— BEGIN INPUT ROWS —
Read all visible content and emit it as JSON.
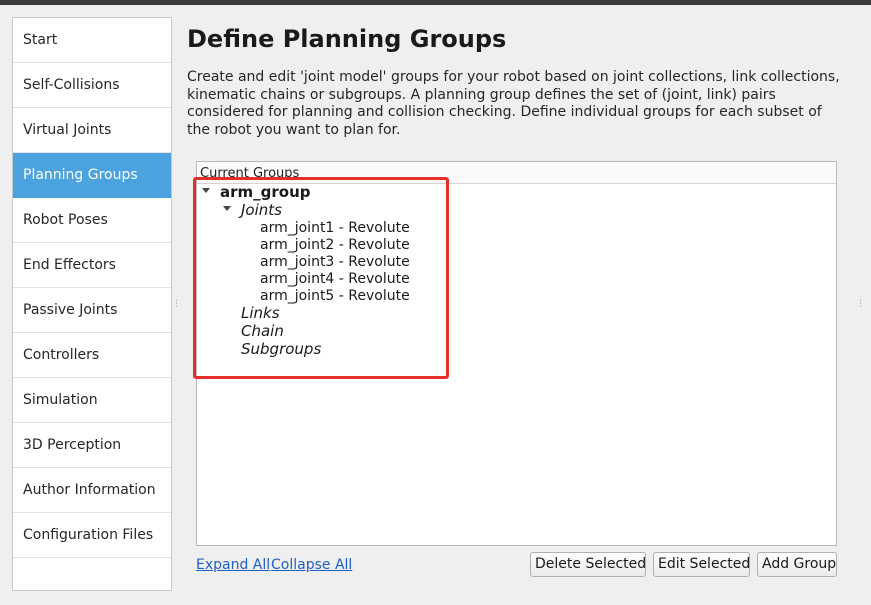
{
  "sidebar": {
    "items": [
      {
        "label": "Start"
      },
      {
        "label": "Self-Collisions"
      },
      {
        "label": "Virtual Joints"
      },
      {
        "label": "Planning Groups"
      },
      {
        "label": "Robot Poses"
      },
      {
        "label": "End Effectors"
      },
      {
        "label": "Passive Joints"
      },
      {
        "label": "Controllers"
      },
      {
        "label": "Simulation"
      },
      {
        "label": "3D Perception"
      },
      {
        "label": "Author Information"
      },
      {
        "label": "Configuration Files"
      }
    ],
    "active_index": 3
  },
  "main": {
    "title": "Define Planning Groups",
    "description": "Create and edit 'joint model' groups for your robot based on joint collections, link collections, kinematic chains or subgroups. A planning group defines the set of (joint, link) pairs considered for planning and collision checking. Define individual groups for each subset of the robot you want to plan for.",
    "groups_header": "Current Groups",
    "tree": {
      "group": "arm_group",
      "joints_label": "Joints",
      "joints": [
        "arm_joint1 - Revolute",
        "arm_joint2 - Revolute",
        "arm_joint3 - Revolute",
        "arm_joint4 - Revolute",
        "arm_joint5 - Revolute"
      ],
      "links_label": "Links",
      "chain_label": "Chain",
      "subgroups_label": "Subgroups"
    }
  },
  "footer": {
    "expand_all": "Expand All",
    "collapse_all": "Collapse All",
    "delete_selected": "Delete Selected",
    "edit_selected": "Edit Selected",
    "add_group": "Add Group"
  },
  "colors": {
    "accent": "#4aa3df",
    "highlight_box": "#e5302a",
    "link": "#1f5fc4"
  }
}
— END INPUT ROWS —
EXERCISE GOAL -
Your copy should match the records word for word, with the pictures removed.

SOLUTION FOR THIS PROBLEM -
Read all visible content and emit it as JSON.
{
  "sidebar": {
    "items": [
      {
        "label": "Start"
      },
      {
        "label": "Self-Collisions"
      },
      {
        "label": "Virtual Joints"
      },
      {
        "label": "Planning Groups"
      },
      {
        "label": "Robot Poses"
      },
      {
        "label": "End Effectors"
      },
      {
        "label": "Passive Joints"
      },
      {
        "label": "Controllers"
      },
      {
        "label": "Simulation"
      },
      {
        "label": "3D Perception"
      },
      {
        "label": "Author Information"
      },
      {
        "label": "Configuration Files"
      }
    ],
    "active_index": 3
  },
  "main": {
    "title": "Define Planning Groups",
    "description": "Create and edit 'joint model' groups for your robot based on joint collections, link collections, kinematic chains or subgroups. A planning group defines the set of (joint, link) pairs considered for planning and collision checking. Define individual groups for each subset of the robot you want to plan for.",
    "groups_header": "Current Groups",
    "tree": {
      "group": "arm_group",
      "joints_label": "Joints",
      "joints": [
        "arm_joint1 - Revolute",
        "arm_joint2 - Revolute",
        "arm_joint3 - Revolute",
        "arm_joint4 - Revolute",
        "arm_joint5 - Revolute"
      ],
      "links_label": "Links",
      "chain_label": "Chain",
      "subgroups_label": "Subgroups"
    }
  },
  "footer": {
    "expand_all": "Expand All",
    "collapse_all": "Collapse All",
    "delete_selected": "Delete Selected",
    "edit_selected": "Edit Selected",
    "add_group": "Add Group"
  },
  "colors": {
    "accent": "#4aa3df",
    "highlight_box": "#e5302a",
    "link": "#1f5fc4"
  }
}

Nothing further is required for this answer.